** start **
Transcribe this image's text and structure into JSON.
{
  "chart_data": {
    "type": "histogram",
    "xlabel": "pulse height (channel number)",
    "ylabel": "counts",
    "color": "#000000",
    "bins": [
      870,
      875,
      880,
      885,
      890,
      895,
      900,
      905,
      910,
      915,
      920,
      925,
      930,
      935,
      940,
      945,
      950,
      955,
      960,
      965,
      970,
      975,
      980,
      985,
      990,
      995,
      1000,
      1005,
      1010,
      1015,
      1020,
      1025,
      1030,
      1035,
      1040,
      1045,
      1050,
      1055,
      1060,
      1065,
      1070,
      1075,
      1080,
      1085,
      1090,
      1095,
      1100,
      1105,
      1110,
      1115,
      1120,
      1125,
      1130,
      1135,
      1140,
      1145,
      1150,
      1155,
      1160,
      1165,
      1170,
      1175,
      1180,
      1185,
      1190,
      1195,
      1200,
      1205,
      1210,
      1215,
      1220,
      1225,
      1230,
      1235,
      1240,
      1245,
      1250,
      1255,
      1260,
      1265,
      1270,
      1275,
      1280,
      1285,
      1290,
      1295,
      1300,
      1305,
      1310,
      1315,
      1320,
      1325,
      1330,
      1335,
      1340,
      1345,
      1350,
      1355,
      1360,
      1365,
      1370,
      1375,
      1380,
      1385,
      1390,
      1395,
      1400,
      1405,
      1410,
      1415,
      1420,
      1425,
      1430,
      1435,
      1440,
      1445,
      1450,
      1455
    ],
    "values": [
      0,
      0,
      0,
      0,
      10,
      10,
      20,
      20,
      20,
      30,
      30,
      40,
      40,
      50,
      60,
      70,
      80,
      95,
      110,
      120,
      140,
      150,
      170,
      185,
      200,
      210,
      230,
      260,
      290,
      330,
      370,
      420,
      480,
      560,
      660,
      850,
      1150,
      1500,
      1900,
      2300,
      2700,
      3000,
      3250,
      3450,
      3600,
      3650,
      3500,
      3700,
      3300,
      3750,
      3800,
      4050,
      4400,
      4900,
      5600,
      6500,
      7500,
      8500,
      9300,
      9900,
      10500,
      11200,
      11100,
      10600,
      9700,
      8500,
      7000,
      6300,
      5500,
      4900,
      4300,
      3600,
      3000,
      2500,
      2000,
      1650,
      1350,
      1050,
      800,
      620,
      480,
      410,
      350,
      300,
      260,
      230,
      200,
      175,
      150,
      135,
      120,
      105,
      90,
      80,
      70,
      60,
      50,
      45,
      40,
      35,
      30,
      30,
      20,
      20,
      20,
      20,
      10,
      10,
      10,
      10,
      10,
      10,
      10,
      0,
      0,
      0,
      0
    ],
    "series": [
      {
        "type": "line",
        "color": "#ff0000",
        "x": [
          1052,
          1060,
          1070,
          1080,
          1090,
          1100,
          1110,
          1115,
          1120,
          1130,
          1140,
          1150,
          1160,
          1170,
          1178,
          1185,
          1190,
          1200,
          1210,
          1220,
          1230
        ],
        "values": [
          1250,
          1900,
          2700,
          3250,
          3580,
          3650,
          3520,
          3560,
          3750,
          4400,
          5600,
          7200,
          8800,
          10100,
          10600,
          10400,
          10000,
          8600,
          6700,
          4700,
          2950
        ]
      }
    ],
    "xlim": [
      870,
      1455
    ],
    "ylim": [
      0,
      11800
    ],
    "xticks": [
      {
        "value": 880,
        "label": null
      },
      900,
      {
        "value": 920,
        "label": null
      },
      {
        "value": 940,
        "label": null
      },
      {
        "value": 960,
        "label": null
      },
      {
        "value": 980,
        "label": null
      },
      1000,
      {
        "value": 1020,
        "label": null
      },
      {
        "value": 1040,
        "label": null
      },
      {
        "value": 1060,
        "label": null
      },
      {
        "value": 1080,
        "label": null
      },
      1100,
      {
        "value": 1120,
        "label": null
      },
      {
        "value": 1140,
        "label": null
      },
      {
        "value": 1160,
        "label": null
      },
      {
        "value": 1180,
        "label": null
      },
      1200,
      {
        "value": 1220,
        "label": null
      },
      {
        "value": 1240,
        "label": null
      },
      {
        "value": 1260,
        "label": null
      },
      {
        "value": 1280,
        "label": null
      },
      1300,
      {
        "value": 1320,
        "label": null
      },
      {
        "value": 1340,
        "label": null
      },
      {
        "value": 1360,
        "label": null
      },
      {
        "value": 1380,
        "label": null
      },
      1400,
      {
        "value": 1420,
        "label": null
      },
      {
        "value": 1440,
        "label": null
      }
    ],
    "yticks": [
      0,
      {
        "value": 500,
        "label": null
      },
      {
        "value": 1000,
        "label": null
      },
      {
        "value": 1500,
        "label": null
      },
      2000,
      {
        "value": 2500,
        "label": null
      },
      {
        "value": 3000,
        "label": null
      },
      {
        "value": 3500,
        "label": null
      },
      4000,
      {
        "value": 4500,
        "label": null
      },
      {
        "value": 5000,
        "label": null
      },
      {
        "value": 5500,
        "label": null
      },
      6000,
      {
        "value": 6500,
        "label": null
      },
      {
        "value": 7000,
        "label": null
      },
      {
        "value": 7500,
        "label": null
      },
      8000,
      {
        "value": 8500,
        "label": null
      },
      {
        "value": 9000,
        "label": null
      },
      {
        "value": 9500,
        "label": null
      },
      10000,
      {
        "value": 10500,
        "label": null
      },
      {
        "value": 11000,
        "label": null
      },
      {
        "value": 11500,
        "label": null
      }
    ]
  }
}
** end **
▶ **REQUEST**
Copy each line of the data above without altering a single character.

▶ **RESULT OF THE TASK**
Transcribe this image's text and structure into JSON.
{
  "chart_data": {
    "type": "histogram",
    "xlabel": "pulse height (channel number)",
    "ylabel": "counts",
    "color": "#000000",
    "bins": [
      870,
      875,
      880,
      885,
      890,
      895,
      900,
      905,
      910,
      915,
      920,
      925,
      930,
      935,
      940,
      945,
      950,
      955,
      960,
      965,
      970,
      975,
      980,
      985,
      990,
      995,
      1000,
      1005,
      1010,
      1015,
      1020,
      1025,
      1030,
      1035,
      1040,
      1045,
      1050,
      1055,
      1060,
      1065,
      1070,
      1075,
      1080,
      1085,
      1090,
      1095,
      1100,
      1105,
      1110,
      1115,
      1120,
      1125,
      1130,
      1135,
      1140,
      1145,
      1150,
      1155,
      1160,
      1165,
      1170,
      1175,
      1180,
      1185,
      1190,
      1195,
      1200,
      1205,
      1210,
      1215,
      1220,
      1225,
      1230,
      1235,
      1240,
      1245,
      1250,
      1255,
      1260,
      1265,
      1270,
      1275,
      1280,
      1285,
      1290,
      1295,
      1300,
      1305,
      1310,
      1315,
      1320,
      1325,
      1330,
      1335,
      1340,
      1345,
      1350,
      1355,
      1360,
      1365,
      1370,
      1375,
      1380,
      1385,
      1390,
      1395,
      1400,
      1405,
      1410,
      1415,
      1420,
      1425,
      1430,
      1435,
      1440,
      1445,
      1450,
      1455
    ],
    "values": [
      0,
      0,
      0,
      0,
      10,
      10,
      20,
      20,
      20,
      30,
      30,
      40,
      40,
      50,
      60,
      70,
      80,
      95,
      110,
      120,
      140,
      150,
      170,
      185,
      200,
      210,
      230,
      260,
      290,
      330,
      370,
      420,
      480,
      560,
      660,
      850,
      1150,
      1500,
      1900,
      2300,
      2700,
      3000,
      3250,
      3450,
      3600,
      3650,
      3500,
      3700,
      3300,
      3750,
      3800,
      4050,
      4400,
      4900,
      5600,
      6500,
      7500,
      8500,
      9300,
      9900,
      10500,
      11200,
      11100,
      10600,
      9700,
      8500,
      7000,
      6300,
      5500,
      4900,
      4300,
      3600,
      3000,
      2500,
      2000,
      1650,
      1350,
      1050,
      800,
      620,
      480,
      410,
      350,
      300,
      260,
      230,
      200,
      175,
      150,
      135,
      120,
      105,
      90,
      80,
      70,
      60,
      50,
      45,
      40,
      35,
      30,
      30,
      20,
      20,
      20,
      20,
      10,
      10,
      10,
      10,
      10,
      10,
      10,
      0,
      0,
      0,
      0
    ],
    "series": [
      {
        "type": "line",
        "color": "#ff0000",
        "x": [
          1052,
          1060,
          1070,
          1080,
          1090,
          1100,
          1110,
          1115,
          1120,
          1130,
          1140,
          1150,
          1160,
          1170,
          1178,
          1185,
          1190,
          1200,
          1210,
          1220,
          1230
        ],
        "values": [
          1250,
          1900,
          2700,
          3250,
          3580,
          3650,
          3520,
          3560,
          3750,
          4400,
          5600,
          7200,
          8800,
          10100,
          10600,
          10400,
          10000,
          8600,
          6700,
          4700,
          2950
        ]
      }
    ],
    "xlim": [
      870,
      1455
    ],
    "ylim": [
      0,
      11800
    ],
    "xticks": [
      {
        "value": 880,
        "label": null
      },
      900,
      {
        "value": 920,
        "label": null
      },
      {
        "value": 940,
        "label": null
      },
      {
        "value": 960,
        "label": null
      },
      {
        "value": 980,
        "label": null
      },
      1000,
      {
        "value": 1020,
        "label": null
      },
      {
        "value": 1040,
        "label": null
      },
      {
        "value": 1060,
        "label": null
      },
      {
        "value": 1080,
        "label": null
      },
      1100,
      {
        "value": 1120,
        "label": null
      },
      {
        "value": 1140,
        "label": null
      },
      {
        "value": 1160,
        "label": null
      },
      {
        "value": 1180,
        "label": null
      },
      1200,
      {
        "value": 1220,
        "label": null
      },
      {
        "value": 1240,
        "label": null
      },
      {
        "value": 1260,
        "label": null
      },
      {
        "value": 1280,
        "label": null
      },
      1300,
      {
        "value": 1320,
        "label": null
      },
      {
        "value": 1340,
        "label": null
      },
      {
        "value": 1360,
        "label": null
      },
      {
        "value": 1380,
        "label": null
      },
      1400,
      {
        "value": 1420,
        "label": null
      },
      {
        "value": 1440,
        "label": null
      }
    ],
    "yticks": [
      0,
      {
        "value": 500,
        "label": null
      },
      {
        "value": 1000,
        "label": null
      },
      {
        "value": 1500,
        "label": null
      },
      2000,
      {
        "value": 2500,
        "label": null
      },
      {
        "value": 3000,
        "label": null
      },
      {
        "value": 3500,
        "label": null
      },
      4000,
      {
        "value": 4500,
        "label": null
      },
      {
        "value": 5000,
        "label": null
      },
      {
        "value": 5500,
        "label": null
      },
      6000,
      {
        "value": 6500,
        "label": null
      },
      {
        "value": 7000,
        "label": null
      },
      {
        "value": 7500,
        "label": null
      },
      8000,
      {
        "value": 8500,
        "label": null
      },
      {
        "value": 9000,
        "label": null
      },
      {
        "value": 9500,
        "label": null
      },
      10000,
      {
        "value": 10500,
        "label": null
      },
      {
        "value": 11000,
        "label": null
      },
      {
        "value": 11500,
        "label": null
      }
    ]
  }
}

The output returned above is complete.